## Short exercise:
Print the listing below exactly.

## Records to process:
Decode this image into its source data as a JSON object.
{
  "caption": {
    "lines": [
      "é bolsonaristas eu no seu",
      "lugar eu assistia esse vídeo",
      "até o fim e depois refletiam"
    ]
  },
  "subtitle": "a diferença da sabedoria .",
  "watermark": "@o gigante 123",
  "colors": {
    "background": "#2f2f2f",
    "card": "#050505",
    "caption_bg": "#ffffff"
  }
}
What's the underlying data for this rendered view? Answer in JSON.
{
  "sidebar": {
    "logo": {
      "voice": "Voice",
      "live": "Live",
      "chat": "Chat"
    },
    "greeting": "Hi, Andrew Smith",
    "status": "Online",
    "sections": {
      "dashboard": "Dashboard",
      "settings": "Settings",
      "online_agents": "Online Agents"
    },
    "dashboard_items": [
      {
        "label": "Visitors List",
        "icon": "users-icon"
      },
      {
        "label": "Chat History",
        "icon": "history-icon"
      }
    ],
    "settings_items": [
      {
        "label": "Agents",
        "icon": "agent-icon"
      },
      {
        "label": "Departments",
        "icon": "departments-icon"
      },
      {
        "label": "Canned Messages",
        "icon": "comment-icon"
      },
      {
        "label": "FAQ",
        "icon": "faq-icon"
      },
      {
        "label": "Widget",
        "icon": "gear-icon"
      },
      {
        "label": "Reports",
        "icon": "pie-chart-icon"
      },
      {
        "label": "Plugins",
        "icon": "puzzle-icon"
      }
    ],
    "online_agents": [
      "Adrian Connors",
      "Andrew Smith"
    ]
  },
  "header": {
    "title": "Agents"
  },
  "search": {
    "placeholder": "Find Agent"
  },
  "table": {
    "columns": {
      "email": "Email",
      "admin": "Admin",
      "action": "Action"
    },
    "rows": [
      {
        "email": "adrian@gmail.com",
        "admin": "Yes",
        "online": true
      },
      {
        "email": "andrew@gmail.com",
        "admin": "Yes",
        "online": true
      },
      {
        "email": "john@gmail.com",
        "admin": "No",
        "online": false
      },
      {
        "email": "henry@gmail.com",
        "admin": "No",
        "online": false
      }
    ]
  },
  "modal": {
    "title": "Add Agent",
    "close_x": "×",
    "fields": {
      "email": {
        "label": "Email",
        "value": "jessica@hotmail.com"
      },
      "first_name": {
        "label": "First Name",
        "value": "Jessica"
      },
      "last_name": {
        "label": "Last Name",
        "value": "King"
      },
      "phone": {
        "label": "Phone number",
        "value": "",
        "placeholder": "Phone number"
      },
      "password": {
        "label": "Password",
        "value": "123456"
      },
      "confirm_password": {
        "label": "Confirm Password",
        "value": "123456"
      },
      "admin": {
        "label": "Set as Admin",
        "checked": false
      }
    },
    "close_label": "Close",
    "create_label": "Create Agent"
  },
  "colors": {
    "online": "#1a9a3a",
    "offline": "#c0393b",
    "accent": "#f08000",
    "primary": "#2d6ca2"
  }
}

## Exercise solution:
Decode this image into its source data as a JSON object.
{
  "caption": {
    "lines": [
      "é bolsonaristas eu no seu",
      "lugar eu assistia esse vídeo",
      "até o fim e depois refletiam"
    ]
  },
  "subtitle": "a diferença da sabedoria .",
  "watermark": "@o gigante 123",
  "colors": {
    "background": "#2f2f2f",
    "card": "#050505",
    "caption_bg": "#ffffff"
  }
}
What's the underlying data for this rendered view? Answer in JSON.
{
  "sidebar": {
    "logo": {
      "voice": "Voice",
      "live": "Live",
      "chat": "Chat"
    },
    "greeting": "Hi, Andrew Smith",
    "status": "Online",
    "sections": {
      "dashboard": "Dashboard",
      "settings": "Settings",
      "online_agents": "Online Agents"
    },
    "dashboard_items": [
      {
        "label": "Visitors List",
        "icon": "users-icon"
      },
      {
        "label": "Chat History",
        "icon": "history-icon"
      }
    ],
    "settings_items": [
      {
        "label": "Agents",
        "icon": "agent-icon"
      },
      {
        "label": "Departments",
        "icon": "departments-icon"
      },
      {
        "label": "Canned Messages",
        "icon": "comment-icon"
      },
      {
        "label": "FAQ",
        "icon": "faq-icon"
      },
      {
        "label": "Widget",
        "icon": "gear-icon"
      },
      {
        "label": "Reports",
        "icon": "pie-chart-icon"
      },
      {
        "label": "Plugins",
        "icon": "puzzle-icon"
      }
    ],
    "online_agents": [
      "Adrian Connors",
      "Andrew Smith"
    ]
  },
  "header": {
    "title": "Agents"
  },
  "search": {
    "placeholder": "Find Agent"
  },
  "table": {
    "columns": {
      "email": "Email",
      "admin": "Admin",
      "action": "Action"
    },
    "rows": [
      {
        "email": "adrian@gmail.com",
        "admin": "Yes",
        "online": true
      },
      {
        "email": "andrew@gmail.com",
        "admin": "Yes",
        "online": true
      },
      {
        "email": "john@gmail.com",
        "admin": "No",
        "online": false
      },
      {
        "email": "henry@gmail.com",
        "admin": "No",
        "online": false
      }
    ]
  },
  "modal": {
    "title": "Add Agent",
    "close_x": "×",
    "fields": {
      "email": {
        "label": "Email",
        "value": "jessica@hotmail.com"
      },
      "first_name": {
        "label": "First Name",
        "value": "Jessica"
      },
      "last_name": {
        "label": "Last Name",
        "value": "King"
      },
      "phone": {
        "label": "Phone number",
        "value": "",
        "placeholder": "Phone number"
      },
      "password": {
        "label": "Password",
        "value": "123456"
      },
      "confirm_password": {
        "label": "Confirm Password",
        "value": "123456"
      },
      "admin": {
        "label": "Set as Admin",
        "checked": false
      }
    },
    "close_label": "Close",
    "create_label": "Create Agent"
  },
  "colors": {
    "online": "#1a9a3a",
    "offline": "#c0393b",
    "accent": "#f08000",
    "primary": "#2d6ca2"
  }
}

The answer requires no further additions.